STATED EXERCISE
Each line containing the word "Ultra" needs to be copied.

Records from a dataset
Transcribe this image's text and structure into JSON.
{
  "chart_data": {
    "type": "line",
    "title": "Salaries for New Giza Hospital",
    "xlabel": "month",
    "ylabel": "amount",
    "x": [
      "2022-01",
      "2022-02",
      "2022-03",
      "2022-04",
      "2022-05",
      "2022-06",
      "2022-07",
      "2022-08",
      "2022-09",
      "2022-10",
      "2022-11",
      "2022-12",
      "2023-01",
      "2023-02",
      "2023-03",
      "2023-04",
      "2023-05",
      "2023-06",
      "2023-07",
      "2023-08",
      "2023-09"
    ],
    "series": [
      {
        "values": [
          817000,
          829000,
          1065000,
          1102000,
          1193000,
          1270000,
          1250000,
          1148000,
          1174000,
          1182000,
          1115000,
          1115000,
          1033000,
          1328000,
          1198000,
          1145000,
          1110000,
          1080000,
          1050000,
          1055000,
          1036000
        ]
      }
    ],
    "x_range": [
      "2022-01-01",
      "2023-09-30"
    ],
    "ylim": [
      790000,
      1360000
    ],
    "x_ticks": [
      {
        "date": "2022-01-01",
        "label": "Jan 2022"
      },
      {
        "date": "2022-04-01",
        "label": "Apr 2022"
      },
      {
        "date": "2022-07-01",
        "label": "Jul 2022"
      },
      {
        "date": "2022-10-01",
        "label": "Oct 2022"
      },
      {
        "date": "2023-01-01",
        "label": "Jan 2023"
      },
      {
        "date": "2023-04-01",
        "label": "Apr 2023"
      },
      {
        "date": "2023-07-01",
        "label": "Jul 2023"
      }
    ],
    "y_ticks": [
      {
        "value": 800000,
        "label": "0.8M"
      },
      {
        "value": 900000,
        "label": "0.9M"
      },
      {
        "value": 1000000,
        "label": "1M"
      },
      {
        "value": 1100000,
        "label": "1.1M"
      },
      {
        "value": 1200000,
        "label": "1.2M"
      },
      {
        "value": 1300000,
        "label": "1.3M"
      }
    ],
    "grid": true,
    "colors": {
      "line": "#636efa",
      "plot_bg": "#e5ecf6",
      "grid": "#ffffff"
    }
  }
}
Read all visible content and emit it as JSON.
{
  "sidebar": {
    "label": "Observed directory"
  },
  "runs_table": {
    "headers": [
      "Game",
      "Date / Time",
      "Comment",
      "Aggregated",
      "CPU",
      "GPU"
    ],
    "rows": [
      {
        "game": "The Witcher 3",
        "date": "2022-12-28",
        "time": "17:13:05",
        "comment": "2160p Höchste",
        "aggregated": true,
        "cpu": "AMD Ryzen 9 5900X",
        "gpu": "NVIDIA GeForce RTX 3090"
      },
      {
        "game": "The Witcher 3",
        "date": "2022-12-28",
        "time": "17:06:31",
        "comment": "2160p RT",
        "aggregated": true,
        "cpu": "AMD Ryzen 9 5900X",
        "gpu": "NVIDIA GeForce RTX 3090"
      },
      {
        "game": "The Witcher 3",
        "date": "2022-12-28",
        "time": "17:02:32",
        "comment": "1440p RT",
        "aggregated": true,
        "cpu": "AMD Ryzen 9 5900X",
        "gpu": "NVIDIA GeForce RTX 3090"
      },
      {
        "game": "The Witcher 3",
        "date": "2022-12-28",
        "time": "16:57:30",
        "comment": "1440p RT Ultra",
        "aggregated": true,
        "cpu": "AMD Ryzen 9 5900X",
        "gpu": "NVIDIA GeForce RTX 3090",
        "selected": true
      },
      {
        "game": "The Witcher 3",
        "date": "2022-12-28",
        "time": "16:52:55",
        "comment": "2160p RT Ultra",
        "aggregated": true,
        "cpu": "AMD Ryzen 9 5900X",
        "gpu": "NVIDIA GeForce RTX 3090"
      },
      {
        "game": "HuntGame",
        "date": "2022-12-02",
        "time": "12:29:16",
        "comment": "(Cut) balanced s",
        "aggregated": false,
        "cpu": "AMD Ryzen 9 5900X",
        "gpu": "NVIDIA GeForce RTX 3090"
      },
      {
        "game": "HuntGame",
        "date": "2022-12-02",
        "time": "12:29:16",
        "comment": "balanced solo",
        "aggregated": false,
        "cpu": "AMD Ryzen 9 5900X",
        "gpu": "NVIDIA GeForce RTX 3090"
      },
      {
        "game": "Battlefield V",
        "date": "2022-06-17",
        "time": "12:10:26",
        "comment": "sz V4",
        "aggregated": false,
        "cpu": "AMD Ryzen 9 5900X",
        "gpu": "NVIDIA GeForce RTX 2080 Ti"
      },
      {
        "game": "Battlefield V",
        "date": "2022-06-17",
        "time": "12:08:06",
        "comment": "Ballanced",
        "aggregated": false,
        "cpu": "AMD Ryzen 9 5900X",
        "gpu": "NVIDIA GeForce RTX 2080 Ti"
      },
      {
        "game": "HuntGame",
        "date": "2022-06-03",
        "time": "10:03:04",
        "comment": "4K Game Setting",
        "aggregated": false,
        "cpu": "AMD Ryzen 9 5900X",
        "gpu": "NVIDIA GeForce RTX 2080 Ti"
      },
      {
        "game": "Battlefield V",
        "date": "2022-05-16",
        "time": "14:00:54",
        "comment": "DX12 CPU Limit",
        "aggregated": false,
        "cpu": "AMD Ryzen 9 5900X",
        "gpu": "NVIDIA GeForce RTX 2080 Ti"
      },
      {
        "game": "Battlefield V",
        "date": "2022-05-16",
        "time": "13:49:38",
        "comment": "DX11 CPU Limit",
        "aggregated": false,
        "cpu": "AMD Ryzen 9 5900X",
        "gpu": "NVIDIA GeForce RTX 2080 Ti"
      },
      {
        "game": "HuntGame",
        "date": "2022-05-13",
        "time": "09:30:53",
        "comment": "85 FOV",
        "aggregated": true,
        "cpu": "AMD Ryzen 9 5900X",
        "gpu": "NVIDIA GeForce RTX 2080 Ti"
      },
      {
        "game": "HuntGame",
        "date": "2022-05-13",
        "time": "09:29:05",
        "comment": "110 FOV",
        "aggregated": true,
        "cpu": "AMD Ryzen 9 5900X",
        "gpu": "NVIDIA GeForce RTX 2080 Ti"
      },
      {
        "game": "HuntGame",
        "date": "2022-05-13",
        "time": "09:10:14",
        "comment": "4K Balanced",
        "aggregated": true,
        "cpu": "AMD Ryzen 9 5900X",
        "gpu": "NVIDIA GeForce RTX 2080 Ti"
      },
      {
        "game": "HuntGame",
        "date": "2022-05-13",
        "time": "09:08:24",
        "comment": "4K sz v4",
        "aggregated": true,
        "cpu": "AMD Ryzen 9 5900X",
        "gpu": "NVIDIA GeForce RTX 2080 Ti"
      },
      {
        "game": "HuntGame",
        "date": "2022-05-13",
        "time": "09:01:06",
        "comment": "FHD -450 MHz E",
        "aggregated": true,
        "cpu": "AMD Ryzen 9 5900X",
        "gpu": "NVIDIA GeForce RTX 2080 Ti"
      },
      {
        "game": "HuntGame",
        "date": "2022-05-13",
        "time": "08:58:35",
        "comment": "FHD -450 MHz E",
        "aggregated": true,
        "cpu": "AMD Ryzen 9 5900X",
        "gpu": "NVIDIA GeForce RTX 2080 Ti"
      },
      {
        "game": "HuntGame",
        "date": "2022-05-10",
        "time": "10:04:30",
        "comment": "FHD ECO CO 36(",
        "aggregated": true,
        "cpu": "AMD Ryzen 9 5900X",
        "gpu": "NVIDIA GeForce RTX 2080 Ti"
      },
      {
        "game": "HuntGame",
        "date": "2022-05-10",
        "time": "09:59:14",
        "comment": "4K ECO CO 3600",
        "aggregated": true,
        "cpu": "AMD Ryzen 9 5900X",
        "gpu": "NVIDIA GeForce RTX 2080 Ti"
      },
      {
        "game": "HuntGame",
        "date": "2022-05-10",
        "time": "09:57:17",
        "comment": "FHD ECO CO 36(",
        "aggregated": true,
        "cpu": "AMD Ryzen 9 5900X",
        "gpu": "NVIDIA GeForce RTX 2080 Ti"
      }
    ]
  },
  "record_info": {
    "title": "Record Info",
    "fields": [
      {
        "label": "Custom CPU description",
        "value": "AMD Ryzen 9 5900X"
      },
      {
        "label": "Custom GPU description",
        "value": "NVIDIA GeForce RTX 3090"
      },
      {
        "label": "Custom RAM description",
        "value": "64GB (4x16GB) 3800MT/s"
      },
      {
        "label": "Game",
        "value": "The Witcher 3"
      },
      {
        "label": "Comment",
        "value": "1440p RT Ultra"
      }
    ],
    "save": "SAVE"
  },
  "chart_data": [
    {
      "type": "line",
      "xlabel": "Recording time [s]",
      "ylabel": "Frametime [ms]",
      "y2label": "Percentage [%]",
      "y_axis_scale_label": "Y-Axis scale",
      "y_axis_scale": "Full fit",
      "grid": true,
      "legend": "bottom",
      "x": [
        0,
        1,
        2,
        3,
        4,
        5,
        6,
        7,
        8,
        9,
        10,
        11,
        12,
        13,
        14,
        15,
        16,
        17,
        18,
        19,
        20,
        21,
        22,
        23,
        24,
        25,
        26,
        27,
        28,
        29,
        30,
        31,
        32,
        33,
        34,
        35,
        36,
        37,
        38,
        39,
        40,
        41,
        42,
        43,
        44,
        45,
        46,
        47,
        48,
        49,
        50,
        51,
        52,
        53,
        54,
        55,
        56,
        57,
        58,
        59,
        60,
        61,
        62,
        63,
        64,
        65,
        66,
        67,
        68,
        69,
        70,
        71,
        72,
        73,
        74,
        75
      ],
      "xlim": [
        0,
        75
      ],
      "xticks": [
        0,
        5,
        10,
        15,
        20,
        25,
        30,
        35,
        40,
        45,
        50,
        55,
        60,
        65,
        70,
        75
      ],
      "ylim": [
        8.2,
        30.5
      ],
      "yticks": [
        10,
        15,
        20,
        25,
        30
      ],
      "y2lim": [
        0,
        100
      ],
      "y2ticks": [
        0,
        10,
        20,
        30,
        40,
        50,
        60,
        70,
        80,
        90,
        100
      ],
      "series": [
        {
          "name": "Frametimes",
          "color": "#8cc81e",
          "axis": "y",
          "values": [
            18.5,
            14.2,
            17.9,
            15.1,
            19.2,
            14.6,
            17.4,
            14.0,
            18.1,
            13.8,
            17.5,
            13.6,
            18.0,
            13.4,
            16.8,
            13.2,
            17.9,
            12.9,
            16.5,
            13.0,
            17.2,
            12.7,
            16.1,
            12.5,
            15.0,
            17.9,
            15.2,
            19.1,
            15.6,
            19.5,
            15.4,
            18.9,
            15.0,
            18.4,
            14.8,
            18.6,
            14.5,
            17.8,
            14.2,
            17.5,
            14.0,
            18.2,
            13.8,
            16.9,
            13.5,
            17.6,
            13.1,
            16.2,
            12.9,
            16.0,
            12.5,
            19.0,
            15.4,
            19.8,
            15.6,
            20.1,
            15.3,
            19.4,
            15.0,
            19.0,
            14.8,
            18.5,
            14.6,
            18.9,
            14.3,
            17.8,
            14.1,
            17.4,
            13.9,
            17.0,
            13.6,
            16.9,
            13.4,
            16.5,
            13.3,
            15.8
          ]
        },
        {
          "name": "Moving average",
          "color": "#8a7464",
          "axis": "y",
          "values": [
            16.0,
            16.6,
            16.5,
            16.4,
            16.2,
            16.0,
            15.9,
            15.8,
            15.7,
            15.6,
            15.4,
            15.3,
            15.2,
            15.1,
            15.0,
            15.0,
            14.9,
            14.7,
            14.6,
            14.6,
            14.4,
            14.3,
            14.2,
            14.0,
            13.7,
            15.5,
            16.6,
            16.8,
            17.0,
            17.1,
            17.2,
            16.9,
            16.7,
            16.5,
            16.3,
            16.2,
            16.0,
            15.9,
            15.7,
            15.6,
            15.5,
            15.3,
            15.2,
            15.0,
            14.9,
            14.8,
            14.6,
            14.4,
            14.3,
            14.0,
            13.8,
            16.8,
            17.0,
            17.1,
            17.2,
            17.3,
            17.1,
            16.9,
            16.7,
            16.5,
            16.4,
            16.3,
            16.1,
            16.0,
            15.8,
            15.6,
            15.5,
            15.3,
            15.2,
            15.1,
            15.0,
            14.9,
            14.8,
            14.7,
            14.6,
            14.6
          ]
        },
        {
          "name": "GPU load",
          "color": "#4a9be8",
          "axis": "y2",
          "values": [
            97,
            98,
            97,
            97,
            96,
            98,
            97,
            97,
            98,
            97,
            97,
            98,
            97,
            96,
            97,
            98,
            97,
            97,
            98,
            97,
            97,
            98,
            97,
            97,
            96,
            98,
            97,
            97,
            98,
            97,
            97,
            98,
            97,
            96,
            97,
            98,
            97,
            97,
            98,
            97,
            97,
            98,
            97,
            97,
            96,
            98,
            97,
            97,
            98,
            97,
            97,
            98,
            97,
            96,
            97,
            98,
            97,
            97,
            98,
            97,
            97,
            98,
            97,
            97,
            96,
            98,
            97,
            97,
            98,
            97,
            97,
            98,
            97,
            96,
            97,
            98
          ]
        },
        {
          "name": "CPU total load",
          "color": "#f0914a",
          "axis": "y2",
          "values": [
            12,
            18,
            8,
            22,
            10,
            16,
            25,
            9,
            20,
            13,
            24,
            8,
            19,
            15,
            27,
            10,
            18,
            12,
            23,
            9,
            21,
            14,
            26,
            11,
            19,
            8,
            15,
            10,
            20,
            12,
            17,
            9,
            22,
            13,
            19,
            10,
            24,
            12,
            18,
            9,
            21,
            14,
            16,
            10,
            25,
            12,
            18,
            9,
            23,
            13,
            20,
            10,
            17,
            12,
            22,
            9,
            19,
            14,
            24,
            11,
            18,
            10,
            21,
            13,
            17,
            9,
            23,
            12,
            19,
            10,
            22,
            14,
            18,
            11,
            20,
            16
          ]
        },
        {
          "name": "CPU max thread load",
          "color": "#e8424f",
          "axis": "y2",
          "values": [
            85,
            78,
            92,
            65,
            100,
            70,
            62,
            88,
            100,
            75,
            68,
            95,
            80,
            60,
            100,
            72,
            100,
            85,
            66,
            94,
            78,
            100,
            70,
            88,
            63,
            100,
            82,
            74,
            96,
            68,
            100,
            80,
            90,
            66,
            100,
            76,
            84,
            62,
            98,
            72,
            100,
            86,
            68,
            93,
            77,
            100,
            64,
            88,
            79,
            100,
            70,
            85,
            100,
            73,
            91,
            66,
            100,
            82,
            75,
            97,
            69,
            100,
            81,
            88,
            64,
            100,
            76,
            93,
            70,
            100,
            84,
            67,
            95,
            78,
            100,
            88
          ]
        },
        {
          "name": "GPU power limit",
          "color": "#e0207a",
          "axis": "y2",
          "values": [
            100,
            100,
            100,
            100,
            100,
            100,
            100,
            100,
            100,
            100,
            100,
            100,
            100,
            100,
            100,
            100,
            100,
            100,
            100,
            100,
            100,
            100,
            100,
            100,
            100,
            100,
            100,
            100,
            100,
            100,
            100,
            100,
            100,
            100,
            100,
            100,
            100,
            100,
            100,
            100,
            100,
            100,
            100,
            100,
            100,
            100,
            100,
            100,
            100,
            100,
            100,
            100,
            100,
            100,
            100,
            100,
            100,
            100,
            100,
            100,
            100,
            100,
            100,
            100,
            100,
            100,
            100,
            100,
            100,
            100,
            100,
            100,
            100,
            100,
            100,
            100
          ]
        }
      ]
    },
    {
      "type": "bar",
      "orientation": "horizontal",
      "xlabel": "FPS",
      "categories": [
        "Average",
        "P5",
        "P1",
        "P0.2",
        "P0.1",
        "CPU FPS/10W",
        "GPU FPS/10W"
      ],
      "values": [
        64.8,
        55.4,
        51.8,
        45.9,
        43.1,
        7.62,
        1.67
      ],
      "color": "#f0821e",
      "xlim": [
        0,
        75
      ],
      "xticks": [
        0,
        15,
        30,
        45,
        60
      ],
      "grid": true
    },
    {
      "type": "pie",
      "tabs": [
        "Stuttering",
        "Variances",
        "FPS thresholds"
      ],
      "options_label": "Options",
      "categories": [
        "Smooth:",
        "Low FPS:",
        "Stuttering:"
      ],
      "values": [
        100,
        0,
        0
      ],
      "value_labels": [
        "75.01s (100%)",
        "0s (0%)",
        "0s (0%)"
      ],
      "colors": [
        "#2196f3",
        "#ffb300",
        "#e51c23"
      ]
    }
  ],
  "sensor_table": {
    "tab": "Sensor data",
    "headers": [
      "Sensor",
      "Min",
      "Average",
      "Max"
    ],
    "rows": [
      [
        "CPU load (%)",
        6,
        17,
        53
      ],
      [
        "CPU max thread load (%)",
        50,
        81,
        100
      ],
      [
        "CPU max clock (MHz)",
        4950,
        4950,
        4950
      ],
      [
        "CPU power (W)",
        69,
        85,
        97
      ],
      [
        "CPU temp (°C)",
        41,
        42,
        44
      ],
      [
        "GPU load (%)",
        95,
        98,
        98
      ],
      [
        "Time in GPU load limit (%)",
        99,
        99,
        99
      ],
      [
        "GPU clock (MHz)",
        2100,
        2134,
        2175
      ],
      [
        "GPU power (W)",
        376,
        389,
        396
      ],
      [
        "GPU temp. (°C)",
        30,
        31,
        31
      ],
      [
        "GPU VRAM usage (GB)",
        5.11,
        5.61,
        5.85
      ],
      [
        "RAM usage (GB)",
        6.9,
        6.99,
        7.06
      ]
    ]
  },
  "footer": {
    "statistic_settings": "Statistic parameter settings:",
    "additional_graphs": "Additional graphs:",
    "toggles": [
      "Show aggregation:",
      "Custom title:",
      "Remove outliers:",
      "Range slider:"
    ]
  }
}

TASK RESPONSE
        "comment": "1440p RT Ultra",
        "comment": "2160p RT Ultra",
        "value": "1440p RT Ultra"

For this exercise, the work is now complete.